begin DATA SECTION

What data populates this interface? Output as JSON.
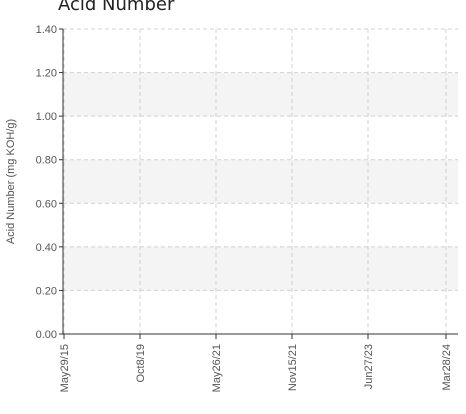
{
  "chart_data": {
    "type": "line",
    "title": "Acid Number",
    "xlabel": "",
    "ylabel": "Acid Number (mg KOH/g)",
    "ylim": [
      0,
      1.4
    ],
    "y_ticks": [
      "0.00",
      "0.20",
      "0.40",
      "0.60",
      "0.80",
      "1.00",
      "1.20",
      "1.40"
    ],
    "x_ticks": [
      "May29/15",
      "Oct8/19",
      "May26/21",
      "Nov15/21",
      "Jun27/23",
      "Mar28/24"
    ],
    "series": [],
    "grid": true,
    "banded_background": true,
    "colors": {
      "band": "#f4f4f4",
      "grid": "#d0d0d0",
      "axis": "#333333",
      "text": "#555555"
    }
  }
}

end DATA SECTION

**TASK**
Isolate the lines that hold the word "Number" and copy all of them.

**RESULT FOR THIS EXERCISE**
    "title": "Acid Number",
    "ylabel": "Acid Number (mg KOH/g)",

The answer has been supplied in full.